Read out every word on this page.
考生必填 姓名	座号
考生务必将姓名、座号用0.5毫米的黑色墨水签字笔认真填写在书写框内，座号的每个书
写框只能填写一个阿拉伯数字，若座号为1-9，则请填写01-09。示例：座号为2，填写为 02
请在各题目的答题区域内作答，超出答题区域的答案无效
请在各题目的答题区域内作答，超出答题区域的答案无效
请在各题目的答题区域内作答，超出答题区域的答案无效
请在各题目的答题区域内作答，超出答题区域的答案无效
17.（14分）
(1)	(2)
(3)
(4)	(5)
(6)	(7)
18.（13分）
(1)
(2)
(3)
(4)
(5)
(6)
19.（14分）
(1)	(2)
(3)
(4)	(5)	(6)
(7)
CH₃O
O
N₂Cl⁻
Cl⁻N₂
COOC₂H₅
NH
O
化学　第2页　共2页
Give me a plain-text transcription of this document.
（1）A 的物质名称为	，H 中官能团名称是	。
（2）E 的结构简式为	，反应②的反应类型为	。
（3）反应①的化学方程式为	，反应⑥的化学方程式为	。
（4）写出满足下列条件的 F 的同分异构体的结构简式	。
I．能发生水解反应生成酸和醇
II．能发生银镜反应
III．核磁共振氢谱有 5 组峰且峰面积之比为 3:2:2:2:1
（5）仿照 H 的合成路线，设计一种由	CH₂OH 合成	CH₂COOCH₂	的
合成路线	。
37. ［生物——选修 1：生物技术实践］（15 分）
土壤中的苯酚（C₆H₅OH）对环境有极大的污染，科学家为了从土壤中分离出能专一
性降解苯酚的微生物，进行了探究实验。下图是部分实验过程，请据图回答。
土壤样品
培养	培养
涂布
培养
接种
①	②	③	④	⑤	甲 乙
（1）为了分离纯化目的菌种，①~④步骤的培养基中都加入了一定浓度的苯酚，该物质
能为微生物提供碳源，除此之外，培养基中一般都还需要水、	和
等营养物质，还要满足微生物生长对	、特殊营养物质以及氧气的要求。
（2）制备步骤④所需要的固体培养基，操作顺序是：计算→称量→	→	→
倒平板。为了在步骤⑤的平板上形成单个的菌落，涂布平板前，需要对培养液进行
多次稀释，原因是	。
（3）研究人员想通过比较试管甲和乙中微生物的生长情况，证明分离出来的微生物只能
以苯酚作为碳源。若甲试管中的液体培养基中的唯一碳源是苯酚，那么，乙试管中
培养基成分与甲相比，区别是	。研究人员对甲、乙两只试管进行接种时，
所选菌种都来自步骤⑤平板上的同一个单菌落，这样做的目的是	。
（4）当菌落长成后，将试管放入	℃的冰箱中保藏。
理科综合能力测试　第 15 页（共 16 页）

● **What to work on**: Report only how many lines in the listing contain the string "this".

● **Solution**: 2